--- START OF SUPPLIED MATERIAL ---

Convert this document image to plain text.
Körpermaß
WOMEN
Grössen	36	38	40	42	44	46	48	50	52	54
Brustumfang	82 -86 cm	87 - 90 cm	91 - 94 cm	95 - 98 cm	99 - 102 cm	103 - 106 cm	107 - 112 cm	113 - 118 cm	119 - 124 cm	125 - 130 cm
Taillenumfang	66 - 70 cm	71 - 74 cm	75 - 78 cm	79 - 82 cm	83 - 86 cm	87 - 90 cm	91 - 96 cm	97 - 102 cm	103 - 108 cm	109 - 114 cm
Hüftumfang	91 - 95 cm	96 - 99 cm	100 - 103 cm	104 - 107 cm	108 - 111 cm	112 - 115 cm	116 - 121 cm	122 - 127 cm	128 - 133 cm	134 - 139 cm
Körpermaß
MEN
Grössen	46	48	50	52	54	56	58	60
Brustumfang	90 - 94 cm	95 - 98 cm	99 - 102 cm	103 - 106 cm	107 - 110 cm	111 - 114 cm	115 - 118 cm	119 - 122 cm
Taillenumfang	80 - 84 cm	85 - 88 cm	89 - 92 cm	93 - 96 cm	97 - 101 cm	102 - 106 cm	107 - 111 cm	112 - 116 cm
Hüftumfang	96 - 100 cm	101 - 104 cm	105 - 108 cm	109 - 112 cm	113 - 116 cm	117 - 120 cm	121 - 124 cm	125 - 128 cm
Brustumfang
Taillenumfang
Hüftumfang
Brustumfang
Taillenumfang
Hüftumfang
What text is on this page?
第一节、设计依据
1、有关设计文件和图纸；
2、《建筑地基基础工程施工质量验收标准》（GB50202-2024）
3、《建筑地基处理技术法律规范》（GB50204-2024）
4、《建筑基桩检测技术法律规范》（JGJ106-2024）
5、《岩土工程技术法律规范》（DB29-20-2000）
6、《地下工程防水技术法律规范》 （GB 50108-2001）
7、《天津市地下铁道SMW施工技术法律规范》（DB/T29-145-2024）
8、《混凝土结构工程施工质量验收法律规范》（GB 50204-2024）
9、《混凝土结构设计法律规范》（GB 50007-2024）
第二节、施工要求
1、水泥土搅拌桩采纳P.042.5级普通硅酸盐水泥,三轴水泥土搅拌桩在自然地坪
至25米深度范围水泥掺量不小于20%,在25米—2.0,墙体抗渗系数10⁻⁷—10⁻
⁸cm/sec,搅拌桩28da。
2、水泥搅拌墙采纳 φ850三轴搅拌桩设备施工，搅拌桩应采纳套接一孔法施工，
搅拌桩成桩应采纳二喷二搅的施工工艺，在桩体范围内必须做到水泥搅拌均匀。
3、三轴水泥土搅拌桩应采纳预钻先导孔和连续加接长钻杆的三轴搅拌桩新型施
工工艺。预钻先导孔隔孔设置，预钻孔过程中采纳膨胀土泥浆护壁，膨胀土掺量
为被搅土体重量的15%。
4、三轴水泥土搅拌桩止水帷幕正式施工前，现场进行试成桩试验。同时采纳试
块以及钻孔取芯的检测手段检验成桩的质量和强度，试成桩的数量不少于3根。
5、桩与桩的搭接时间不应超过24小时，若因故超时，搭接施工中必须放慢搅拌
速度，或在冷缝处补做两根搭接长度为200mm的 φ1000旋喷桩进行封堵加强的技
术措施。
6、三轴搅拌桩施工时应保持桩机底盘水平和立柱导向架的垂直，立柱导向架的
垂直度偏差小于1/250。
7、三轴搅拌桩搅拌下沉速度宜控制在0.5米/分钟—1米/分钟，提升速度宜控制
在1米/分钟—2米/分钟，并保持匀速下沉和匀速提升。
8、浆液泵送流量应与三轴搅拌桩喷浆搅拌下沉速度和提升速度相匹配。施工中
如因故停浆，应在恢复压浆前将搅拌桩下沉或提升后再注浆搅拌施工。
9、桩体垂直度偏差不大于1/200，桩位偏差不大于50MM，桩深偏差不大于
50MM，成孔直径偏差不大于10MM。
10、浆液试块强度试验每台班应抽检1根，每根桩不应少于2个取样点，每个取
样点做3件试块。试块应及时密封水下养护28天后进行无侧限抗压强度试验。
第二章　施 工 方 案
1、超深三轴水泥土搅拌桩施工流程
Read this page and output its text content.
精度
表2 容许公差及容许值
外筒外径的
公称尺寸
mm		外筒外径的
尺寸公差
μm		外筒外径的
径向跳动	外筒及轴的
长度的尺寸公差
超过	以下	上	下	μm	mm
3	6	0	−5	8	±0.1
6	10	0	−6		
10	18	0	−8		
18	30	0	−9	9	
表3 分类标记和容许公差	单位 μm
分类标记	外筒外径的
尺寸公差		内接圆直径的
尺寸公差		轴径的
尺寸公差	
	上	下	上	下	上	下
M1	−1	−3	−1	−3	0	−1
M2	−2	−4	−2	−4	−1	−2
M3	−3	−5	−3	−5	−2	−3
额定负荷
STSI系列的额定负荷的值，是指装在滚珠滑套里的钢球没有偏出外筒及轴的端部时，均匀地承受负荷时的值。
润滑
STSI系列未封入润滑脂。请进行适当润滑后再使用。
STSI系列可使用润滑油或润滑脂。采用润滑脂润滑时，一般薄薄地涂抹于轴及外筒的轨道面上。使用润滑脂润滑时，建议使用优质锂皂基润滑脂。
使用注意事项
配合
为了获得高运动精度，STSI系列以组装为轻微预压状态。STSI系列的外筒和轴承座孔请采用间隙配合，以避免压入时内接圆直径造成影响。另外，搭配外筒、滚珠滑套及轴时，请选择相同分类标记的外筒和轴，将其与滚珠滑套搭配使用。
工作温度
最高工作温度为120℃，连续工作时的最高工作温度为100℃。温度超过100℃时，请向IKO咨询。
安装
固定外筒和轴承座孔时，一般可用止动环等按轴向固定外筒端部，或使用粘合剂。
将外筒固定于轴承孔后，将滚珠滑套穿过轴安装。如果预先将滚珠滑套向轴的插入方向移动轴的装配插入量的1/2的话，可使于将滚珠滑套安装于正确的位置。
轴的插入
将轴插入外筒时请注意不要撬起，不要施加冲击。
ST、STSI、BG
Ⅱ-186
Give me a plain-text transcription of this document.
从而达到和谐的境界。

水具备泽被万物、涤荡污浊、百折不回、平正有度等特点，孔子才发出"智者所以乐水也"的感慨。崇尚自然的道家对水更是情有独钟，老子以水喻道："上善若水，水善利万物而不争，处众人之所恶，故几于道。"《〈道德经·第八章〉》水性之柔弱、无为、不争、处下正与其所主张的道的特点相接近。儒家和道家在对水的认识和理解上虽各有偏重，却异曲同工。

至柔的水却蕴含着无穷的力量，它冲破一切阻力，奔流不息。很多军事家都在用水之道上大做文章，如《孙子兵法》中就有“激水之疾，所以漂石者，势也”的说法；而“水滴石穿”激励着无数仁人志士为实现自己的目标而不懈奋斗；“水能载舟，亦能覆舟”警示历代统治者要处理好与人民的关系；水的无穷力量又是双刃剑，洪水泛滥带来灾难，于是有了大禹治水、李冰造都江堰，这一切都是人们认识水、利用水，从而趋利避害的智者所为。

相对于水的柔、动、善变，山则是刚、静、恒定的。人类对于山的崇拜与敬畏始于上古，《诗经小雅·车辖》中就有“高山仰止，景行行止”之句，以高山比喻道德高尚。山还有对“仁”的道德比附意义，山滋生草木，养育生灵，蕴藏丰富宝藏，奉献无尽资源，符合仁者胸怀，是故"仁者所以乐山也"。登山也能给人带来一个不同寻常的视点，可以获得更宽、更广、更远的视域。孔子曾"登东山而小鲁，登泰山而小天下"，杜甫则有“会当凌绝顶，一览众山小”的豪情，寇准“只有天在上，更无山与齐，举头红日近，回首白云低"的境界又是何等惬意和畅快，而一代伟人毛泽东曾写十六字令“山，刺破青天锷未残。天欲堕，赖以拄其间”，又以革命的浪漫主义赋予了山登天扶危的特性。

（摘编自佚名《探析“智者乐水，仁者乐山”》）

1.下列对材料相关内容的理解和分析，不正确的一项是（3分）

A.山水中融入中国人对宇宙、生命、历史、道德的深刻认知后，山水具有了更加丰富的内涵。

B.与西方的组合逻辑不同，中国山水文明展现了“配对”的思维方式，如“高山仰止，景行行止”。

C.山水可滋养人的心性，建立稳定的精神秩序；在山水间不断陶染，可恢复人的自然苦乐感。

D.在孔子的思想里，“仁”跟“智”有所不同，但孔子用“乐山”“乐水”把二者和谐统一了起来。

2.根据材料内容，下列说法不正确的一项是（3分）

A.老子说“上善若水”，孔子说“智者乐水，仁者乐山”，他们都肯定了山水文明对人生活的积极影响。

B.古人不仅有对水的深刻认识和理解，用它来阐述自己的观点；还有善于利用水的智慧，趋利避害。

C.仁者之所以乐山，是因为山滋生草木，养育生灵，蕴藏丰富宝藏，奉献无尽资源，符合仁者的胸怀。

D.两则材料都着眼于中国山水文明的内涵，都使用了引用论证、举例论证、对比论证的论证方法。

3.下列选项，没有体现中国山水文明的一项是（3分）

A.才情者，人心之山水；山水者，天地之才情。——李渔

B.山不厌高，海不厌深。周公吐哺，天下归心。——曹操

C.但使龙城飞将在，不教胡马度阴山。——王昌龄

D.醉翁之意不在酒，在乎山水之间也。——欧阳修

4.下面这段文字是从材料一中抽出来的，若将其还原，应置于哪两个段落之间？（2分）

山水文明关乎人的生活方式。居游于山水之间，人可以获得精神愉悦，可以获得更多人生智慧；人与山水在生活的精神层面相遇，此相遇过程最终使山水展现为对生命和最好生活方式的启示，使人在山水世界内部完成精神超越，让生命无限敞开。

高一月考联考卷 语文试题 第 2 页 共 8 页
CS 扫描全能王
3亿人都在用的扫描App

--- END OF SUPPLIED MATERIAL ---

*WHAT YOU NEED TO DO:*
Return only the number of lines in the entries that contain the string "上善若水".

*REPLY TO THE EXERCISE:*
2